■ Given task:
Reproduce the data that follows in its entirety, character for character.

++++++++

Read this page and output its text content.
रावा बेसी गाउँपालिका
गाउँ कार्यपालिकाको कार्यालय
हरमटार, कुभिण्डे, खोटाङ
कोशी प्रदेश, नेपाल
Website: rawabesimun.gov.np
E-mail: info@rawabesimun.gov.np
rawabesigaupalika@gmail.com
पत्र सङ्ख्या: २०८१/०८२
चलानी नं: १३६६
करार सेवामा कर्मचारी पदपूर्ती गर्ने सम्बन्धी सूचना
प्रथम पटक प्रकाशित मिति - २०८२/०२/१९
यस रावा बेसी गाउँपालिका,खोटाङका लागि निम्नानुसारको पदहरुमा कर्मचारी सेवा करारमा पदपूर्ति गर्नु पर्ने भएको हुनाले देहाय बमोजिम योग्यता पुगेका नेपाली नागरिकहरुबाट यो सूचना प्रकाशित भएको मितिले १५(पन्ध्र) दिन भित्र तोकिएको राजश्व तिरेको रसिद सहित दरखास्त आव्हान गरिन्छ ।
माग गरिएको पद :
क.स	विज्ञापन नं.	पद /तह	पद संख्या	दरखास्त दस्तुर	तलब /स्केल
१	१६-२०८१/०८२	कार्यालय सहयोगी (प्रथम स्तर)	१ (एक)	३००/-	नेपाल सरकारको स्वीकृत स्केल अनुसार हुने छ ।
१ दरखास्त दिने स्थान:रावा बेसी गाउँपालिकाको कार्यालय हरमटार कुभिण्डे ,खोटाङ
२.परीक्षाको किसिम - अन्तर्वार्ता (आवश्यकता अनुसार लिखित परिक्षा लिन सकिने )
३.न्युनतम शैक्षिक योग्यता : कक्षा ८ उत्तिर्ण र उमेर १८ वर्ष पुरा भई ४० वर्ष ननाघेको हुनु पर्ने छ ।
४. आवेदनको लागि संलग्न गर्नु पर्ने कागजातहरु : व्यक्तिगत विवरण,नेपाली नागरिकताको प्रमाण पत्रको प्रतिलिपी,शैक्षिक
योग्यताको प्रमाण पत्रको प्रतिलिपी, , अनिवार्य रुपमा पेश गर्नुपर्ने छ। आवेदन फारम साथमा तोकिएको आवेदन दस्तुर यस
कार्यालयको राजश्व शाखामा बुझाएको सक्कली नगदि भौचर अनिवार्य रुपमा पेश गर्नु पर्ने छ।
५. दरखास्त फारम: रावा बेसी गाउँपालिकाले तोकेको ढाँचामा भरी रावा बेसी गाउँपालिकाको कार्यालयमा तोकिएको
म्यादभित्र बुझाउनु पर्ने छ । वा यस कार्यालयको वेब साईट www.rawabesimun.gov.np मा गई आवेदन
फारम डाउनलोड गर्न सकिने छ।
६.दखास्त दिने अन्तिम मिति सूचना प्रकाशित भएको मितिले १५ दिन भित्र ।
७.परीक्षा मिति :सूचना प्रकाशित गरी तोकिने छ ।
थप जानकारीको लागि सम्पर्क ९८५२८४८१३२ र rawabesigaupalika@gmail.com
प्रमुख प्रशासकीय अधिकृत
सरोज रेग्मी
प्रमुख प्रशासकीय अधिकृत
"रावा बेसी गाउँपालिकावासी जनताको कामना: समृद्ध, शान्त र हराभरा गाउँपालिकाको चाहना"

++++++++

■ Written response:
Read this page and output its text content.
रावा बेसी गाउँपालिका
गाउँ कार्यपालिकाको कार्यालय
हरमटार, कुभिण्डे, खोटाङ
कोशी प्रदेश, नेपाल
Website: rawabesimun.gov.np
E-mail: info@rawabesimun.gov.np
rawabesigaupalika@gmail.com
पत्र सङ्ख्या: २०८१/०८२
चलानी नं: १३६६
करार सेवामा कर्मचारी पदपूर्ती गर्ने सम्बन्धी सूचना
प्रथम पटक प्रकाशित मिति - २०८२/०२/१९
यस रावा बेसी गाउँपालिका,खोटाङका लागि निम्नानुसारको पदहरुमा कर्मचारी सेवा करारमा पदपूर्ति गर्नु पर्ने भएको हुनाले देहाय बमोजिम योग्यता पुगेका नेपाली नागरिकहरुबाट यो सूचना प्रकाशित भएको मितिले १५(पन्ध्र) दिन भित्र तोकिएको राजश्व तिरेको रसिद सहित दरखास्त आव्हान गरिन्छ ।
माग गरिएको पद :
क.स	विज्ञापन नं.	पद /तह	पद संख्या	दरखास्त दस्तुर	तलब /स्केल
१	१६-२०८१/०८२	कार्यालय सहयोगी (प्रथम स्तर)	१ (एक)	३००/-	नेपाल सरकारको स्वीकृत स्केल अनुसार हुने छ ।
१ दरखास्त दिने स्थान:रावा बेसी गाउँपालिकाको कार्यालय हरमटार कुभिण्डे ,खोटाङ
२.परीक्षाको किसिम - अन्तर्वार्ता (आवश्यकता अनुसार लिखित परिक्षा लिन सकिने )
३.न्युनतम शैक्षिक योग्यता : कक्षा ८ उत्तिर्ण र उमेर १८ वर्ष पुरा भई ४० वर्ष ननाघेको हुनु पर्ने छ ।
४. आवेदनको लागि संलग्न गर्नु पर्ने कागजातहरु : व्यक्तिगत विवरण,नेपाली नागरिकताको प्रमाण पत्रको प्रतिलिपी,शैक्षिक
योग्यताको प्रमाण पत्रको प्रतिलिपी, , अनिवार्य रुपमा पेश गर्नुपर्ने छ। आवेदन फारम साथमा तोकिएको आवेदन दस्तुर यस
कार्यालयको राजश्व शाखामा बुझाएको सक्कली नगदि भौचर अनिवार्य रुपमा पेश गर्नु पर्ने छ।
५. दरखास्त फारम: रावा बेसी गाउँपालिकाले तोकेको ढाँचामा भरी रावा बेसी गाउँपालिकाको कार्यालयमा तोकिएको
म्यादभित्र बुझाउनु पर्ने छ । वा यस कार्यालयको वेब साईट www.rawabesimun.gov.np मा गई आवेदन
फारम डाउनलोड गर्न सकिने छ।
६.दखास्त दिने अन्तिम मिति सूचना प्रकाशित भएको मितिले १५ दिन भित्र ।
७.परीक्षा मिति :सूचना प्रकाशित गरी तोकिने छ ।
थप जानकारीको लागि सम्पर्क ९८५२८४८१३२ र rawabesigaupalika@gmail.com
प्रमुख प्रशासकीय अधिकृत
सरोज रेग्मी
प्रमुख प्रशासकीय अधिकृत
"रावा बेसी गाउँपालिकावासी जनताको कामना: समृद्ध, शान्त र हराभरा गाउँपालिकाको चाहना"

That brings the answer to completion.